-- Exercise details --
Repeat the entries that follow verbatim, without any of their pictures.

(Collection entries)
## begin

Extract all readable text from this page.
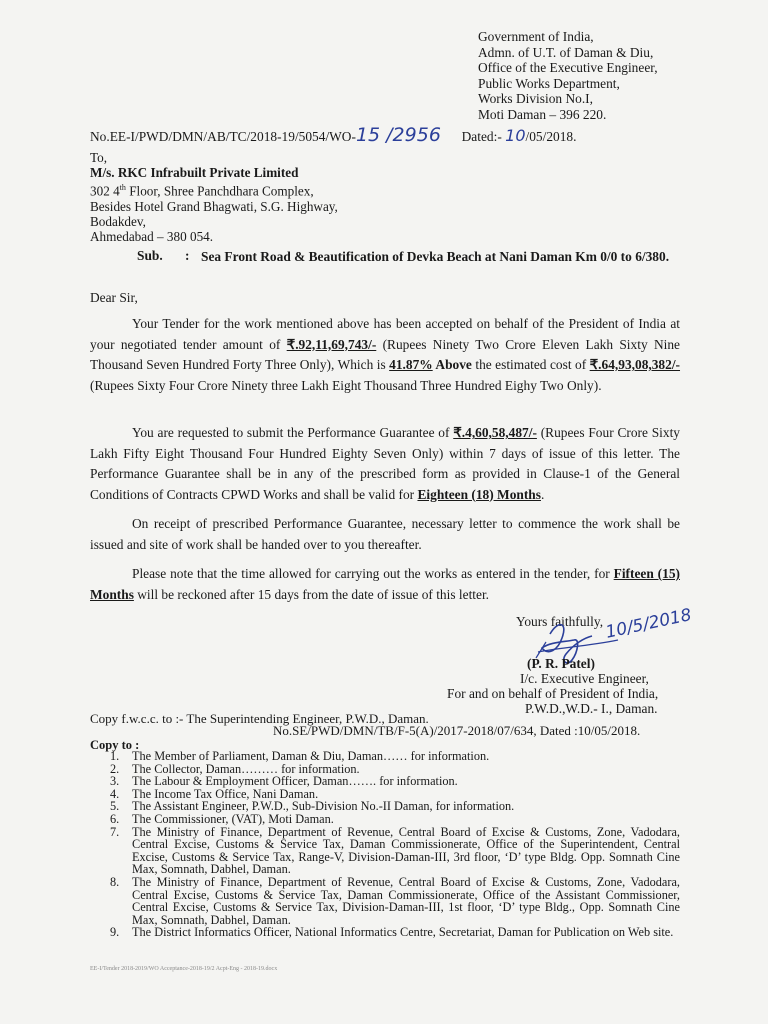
Government of India,
Admn. of U.T. of Daman & Diu,
Office of the Executive Engineer,
Public Works Department,
Works Division No.I,
Moti Daman – 396 220.
No.EE-I/PWD/DMN/AB/TC/2018-19/5054/WO-15 /2956 Dated:- 10/05/2018.
To,
M/s. RKC Infrabuilt Private Limited
302 4th Floor, Shree Panchdhara Complex,
Besides Hotel Grand Bhagwati, S.G. Highway,
Bodakdev,
Ahmedabad – 380 054.
Sub. : Sea Front Road & Beautification of Devka Beach at Nani Daman Km 0/0 to 6/380.
Dear Sir,
Your Tender for the work mentioned above has been accepted on behalf of the President of India at your negotiated tender amount of ₹.92,11,69,743/- (Rupees Ninety Two Crore Eleven Lakh Sixty Nine Thousand Seven Hundred Forty Three Only), Which is 41.87% Above the estimated cost of ₹.64,93,08,382/- (Rupees Sixty Four Crore Ninety three Lakh Eight Thousand Three Hundred Eighy Two Only).
You are requested to submit the Performance Guarantee of ₹.4,60,58,487/- (Rupees Four Crore Sixty Lakh Fifty Eight Thousand Four Hundred Eighty Seven Only) within 7 days of issue of this letter. The Performance Guarantee shall be in any of the prescribed form as provided in Clause-1 of the General Conditions of Contracts CPWD Works and shall be valid for Eighteen (18) Months.
On receipt of prescribed Performance Guarantee, necessary letter to commence the work shall be issued and site of work shall be handed over to you thereafter.
Please note that the time allowed for carrying out the works as entered in the tender, for Fifteen (15) Months will be reckoned after 15 days from the date of issue of this letter.
Yours faithfully, 10/5/2018
(P. R. Patel)
I/c. Executive Engineer,
For and on behalf of President of India,
P.W.D.,W.D.- I., Daman.
Copy f.w.c.c. to :- The Superintending Engineer, P.W.D., Daman.
No.SE/PWD/DMN/TB/F-5(A)/2017-2018/07/634, Dated :10/05/2018.
Copy to :
1.	The Member of Parliament, Daman & Diu, Daman…… for information.
2.	The Collector, Daman……… for information.
3.	The Labour & Employment Officer, Daman……. for information.
4.	The Income Tax Office, Nani Daman.
5.	The Assistant Engineer, P.W.D., Sub-Division No.-II Daman, for information.
6.	The Commissioner, (VAT), Moti Daman.
7.	The Ministry of Finance, Department of Revenue, Central Board of Excise & Customs, Zone, Vadodara, Central Excise, Customs & Service Tax, Daman Commissionerate, Office of the Superintendent, Central Excise, Customs & Service Tax, Range-V, Division-Daman-III, 3rd floor, ‘D’ type Bldg. Opp. Somnath Cine Max, Somnath, Dabhel, Daman.
8.	The Ministry of Finance, Department of Revenue, Central Board of Excise & Customs, Zone, Vadodara, Central Excise, Customs & Service Tax, Daman Commissionerate, Office of the Assistant Commissioner, Central Excise, Customs & Service Tax, Division-Daman-III, 1st floor, ‘D’ type Bldg., Opp. Somnath Cine Max, Somnath, Dabhel, Daman.
9.	The District Informatics Officer, National Informatics Centre, Secretariat, Daman for Publication on Web site.
EE-I/Tender 2018-2019/WO Acceptance-2018-19/2 Acpt-Eng - 2018-19.docx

## end

-- Full solution --
Extract all readable text from this page.
Government of India,
Admn. of U.T. of Daman & Diu,
Office of the Executive Engineer,
Public Works Department,
Works Division No.I,
Moti Daman – 396 220.
No.EE-I/PWD/DMN/AB/TC/2018-19/5054/WO-15 /2956 Dated:- 10/05/2018.
To,
M/s. RKC Infrabuilt Private Limited
302 4th Floor, Shree Panchdhara Complex,
Besides Hotel Grand Bhagwati, S.G. Highway,
Bodakdev,
Ahmedabad – 380 054.
Sub. : Sea Front Road & Beautification of Devka Beach at Nani Daman Km 0/0 to 6/380.
Dear Sir,
Your Tender for the work mentioned above has been accepted on behalf of the President of India at your negotiated tender amount of ₹.92,11,69,743/- (Rupees Ninety Two Crore Eleven Lakh Sixty Nine Thousand Seven Hundred Forty Three Only), Which is 41.87% Above the estimated cost of ₹.64,93,08,382/- (Rupees Sixty Four Crore Ninety three Lakh Eight Thousand Three Hundred Eighy Two Only).
You are requested to submit the Performance Guarantee of ₹.4,60,58,487/- (Rupees Four Crore Sixty Lakh Fifty Eight Thousand Four Hundred Eighty Seven Only) within 7 days of issue of this letter. The Performance Guarantee shall be in any of the prescribed form as provided in Clause-1 of the General Conditions of Contracts CPWD Works and shall be valid for Eighteen (18) Months.
On receipt of prescribed Performance Guarantee, necessary letter to commence the work shall be issued and site of work shall be handed over to you thereafter.
Please note that the time allowed for carrying out the works as entered in the tender, for Fifteen (15) Months will be reckoned after 15 days from the date of issue of this letter.
Yours faithfully, 10/5/2018
(P. R. Patel)
I/c. Executive Engineer,
For and on behalf of President of India,
P.W.D.,W.D.- I., Daman.
Copy f.w.c.c. to :- The Superintending Engineer, P.W.D., Daman.
No.SE/PWD/DMN/TB/F-5(A)/2017-2018/07/634, Dated :10/05/2018.
Copy to :
1.	The Member of Parliament, Daman & Diu, Daman…… for information.
2.	The Collector, Daman……… for information.
3.	The Labour & Employment Officer, Daman……. for information.
4.	The Income Tax Office, Nani Daman.
5.	The Assistant Engineer, P.W.D., Sub-Division No.-II Daman, for information.
6.	The Commissioner, (VAT), Moti Daman.
7.	The Ministry of Finance, Department of Revenue, Central Board of Excise & Customs, Zone, Vadodara, Central Excise, Customs & Service Tax, Daman Commissionerate, Office of the Superintendent, Central Excise, Customs & Service Tax, Range-V, Division-Daman-III, 3rd floor, ‘D’ type Bldg. Opp. Somnath Cine Max, Somnath, Dabhel, Daman.
8.	The Ministry of Finance, Department of Revenue, Central Board of Excise & Customs, Zone, Vadodara, Central Excise, Customs & Service Tax, Daman Commissionerate, Office of the Assistant Commissioner, Central Excise, Customs & Service Tax, Division-Daman-III, 1st floor, ‘D’ type Bldg., Opp. Somnath Cine Max, Somnath, Dabhel, Daman.
9.	The District Informatics Officer, National Informatics Centre, Secretariat, Daman for Publication on Web site.
EE-I/Tender 2018-2019/WO Acceptance-2018-19/2 Acpt-Eng - 2018-19.docx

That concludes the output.